Start Source data

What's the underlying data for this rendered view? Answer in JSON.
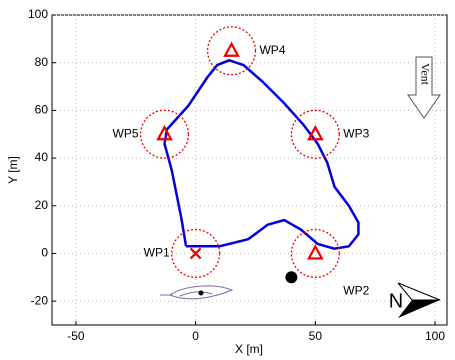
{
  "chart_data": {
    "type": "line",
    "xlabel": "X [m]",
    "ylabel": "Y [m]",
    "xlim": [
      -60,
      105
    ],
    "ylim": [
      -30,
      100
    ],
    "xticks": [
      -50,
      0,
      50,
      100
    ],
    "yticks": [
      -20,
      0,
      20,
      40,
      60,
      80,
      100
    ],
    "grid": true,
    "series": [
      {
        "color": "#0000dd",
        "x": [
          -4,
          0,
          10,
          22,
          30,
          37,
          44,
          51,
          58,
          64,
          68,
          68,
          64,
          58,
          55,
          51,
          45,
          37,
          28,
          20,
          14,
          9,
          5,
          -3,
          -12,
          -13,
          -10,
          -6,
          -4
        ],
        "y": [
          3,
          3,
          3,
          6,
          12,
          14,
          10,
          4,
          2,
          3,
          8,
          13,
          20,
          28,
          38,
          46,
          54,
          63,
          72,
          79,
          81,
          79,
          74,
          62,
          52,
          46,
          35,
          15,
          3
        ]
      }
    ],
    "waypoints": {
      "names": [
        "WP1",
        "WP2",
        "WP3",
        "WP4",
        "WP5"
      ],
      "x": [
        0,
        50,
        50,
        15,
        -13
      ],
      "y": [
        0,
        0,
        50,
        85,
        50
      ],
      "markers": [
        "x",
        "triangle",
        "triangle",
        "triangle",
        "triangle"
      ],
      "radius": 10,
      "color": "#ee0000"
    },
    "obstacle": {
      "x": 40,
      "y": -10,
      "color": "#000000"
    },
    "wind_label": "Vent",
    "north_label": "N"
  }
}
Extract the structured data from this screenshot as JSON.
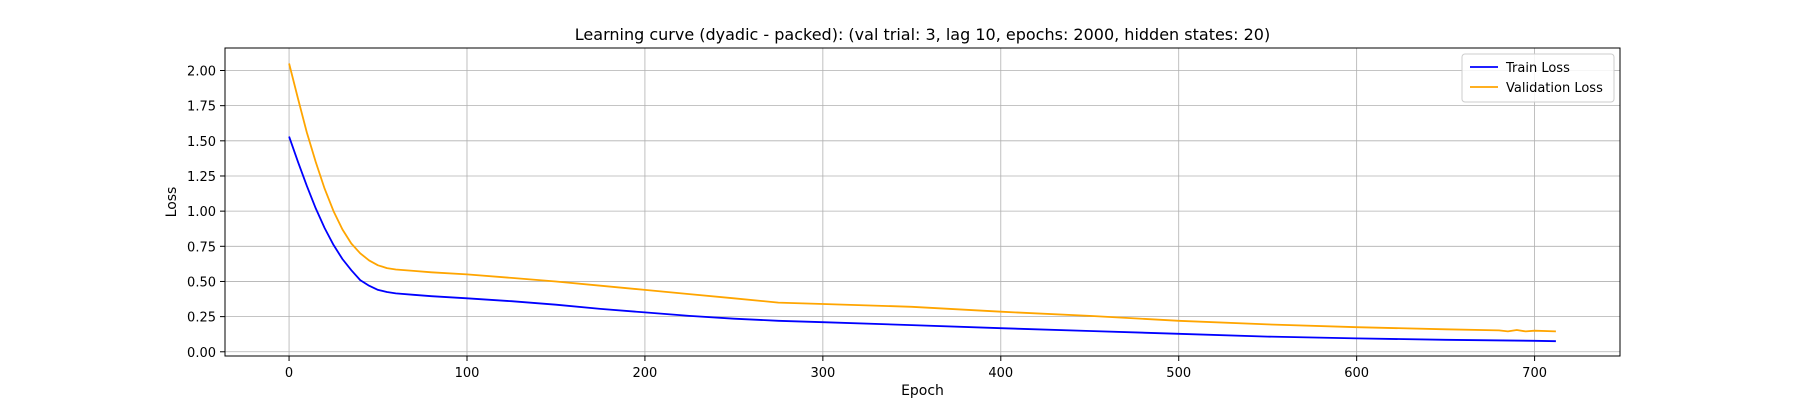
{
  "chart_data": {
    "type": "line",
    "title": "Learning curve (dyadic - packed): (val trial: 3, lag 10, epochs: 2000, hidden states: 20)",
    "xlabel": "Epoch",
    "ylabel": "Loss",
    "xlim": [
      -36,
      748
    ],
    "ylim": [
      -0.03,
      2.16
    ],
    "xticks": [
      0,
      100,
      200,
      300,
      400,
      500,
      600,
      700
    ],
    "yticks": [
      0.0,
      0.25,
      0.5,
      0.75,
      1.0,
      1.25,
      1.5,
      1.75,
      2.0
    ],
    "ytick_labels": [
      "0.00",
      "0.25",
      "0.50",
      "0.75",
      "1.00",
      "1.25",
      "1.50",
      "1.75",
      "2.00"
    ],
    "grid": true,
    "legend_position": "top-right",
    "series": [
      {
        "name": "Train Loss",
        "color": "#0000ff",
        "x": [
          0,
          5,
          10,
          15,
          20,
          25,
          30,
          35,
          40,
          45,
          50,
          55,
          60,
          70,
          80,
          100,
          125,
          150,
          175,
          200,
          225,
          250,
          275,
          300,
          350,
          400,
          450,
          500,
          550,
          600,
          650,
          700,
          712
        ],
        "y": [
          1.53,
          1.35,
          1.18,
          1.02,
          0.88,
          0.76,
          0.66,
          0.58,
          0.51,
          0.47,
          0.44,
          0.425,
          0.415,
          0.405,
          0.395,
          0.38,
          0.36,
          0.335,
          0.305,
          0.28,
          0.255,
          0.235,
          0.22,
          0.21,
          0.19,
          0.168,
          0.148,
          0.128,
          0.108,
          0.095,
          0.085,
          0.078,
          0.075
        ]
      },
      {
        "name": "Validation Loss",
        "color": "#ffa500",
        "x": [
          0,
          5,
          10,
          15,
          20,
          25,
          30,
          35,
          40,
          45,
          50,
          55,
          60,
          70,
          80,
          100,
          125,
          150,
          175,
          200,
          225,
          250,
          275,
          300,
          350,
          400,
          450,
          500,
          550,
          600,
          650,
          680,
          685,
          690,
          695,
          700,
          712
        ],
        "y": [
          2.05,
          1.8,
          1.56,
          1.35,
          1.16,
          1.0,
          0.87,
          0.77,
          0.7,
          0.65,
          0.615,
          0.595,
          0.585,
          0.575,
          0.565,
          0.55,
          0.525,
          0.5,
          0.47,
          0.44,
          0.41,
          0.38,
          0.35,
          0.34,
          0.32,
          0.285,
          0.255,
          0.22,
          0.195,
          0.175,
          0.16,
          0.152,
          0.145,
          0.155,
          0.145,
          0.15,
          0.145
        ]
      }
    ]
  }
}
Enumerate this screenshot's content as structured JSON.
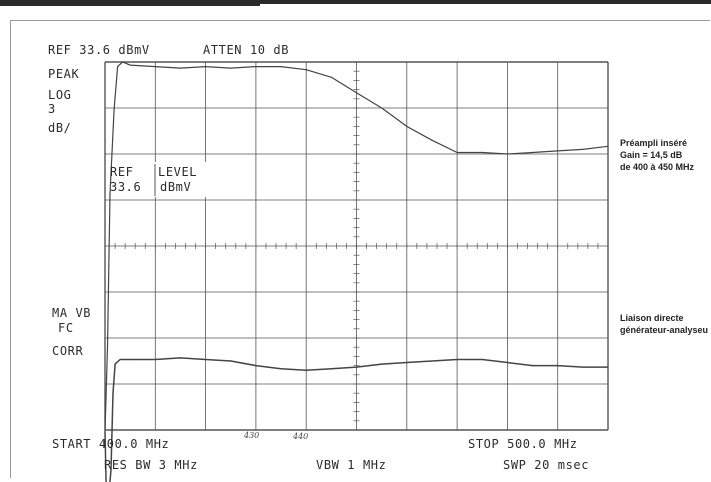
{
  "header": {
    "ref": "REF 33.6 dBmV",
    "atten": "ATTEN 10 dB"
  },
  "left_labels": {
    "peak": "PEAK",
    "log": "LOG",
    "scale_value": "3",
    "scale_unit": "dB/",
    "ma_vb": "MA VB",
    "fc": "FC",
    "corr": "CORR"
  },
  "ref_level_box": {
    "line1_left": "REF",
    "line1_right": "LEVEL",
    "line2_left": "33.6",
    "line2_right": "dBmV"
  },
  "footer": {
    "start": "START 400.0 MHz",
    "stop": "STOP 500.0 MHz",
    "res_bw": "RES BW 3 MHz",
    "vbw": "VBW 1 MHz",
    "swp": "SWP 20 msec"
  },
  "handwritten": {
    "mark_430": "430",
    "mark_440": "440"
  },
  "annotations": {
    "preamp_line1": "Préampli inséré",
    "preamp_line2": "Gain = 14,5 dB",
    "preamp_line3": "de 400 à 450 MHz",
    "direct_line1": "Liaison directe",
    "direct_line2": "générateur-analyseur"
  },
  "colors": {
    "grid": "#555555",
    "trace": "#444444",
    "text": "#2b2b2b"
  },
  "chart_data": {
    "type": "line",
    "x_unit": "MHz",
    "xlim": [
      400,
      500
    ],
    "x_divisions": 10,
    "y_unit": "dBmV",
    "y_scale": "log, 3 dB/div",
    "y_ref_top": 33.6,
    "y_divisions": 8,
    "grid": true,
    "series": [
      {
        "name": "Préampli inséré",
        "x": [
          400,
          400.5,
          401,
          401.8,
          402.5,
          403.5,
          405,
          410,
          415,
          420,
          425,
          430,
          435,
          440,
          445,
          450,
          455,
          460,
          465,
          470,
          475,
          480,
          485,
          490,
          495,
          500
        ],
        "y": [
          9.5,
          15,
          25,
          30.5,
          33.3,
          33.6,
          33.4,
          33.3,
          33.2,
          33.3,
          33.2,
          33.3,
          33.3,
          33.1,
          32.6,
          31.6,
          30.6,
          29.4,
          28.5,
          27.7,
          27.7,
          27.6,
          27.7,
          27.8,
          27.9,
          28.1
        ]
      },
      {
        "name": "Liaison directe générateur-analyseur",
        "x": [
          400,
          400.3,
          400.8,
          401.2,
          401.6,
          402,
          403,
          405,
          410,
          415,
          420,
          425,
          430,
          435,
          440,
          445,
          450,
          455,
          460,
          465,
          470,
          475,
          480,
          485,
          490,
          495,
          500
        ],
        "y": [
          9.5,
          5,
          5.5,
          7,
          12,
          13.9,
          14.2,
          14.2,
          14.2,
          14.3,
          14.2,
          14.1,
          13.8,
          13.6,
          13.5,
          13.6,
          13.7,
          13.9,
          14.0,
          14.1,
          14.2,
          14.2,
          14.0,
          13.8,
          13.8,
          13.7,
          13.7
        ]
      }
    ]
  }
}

End Source data

_What needs to be done_
Show all lines from the records above where the word "Loss" occurs.

_Written solution_
    "ylabel": "Loss",
        "name": "Train Loss",
        "name": "Validation Loss",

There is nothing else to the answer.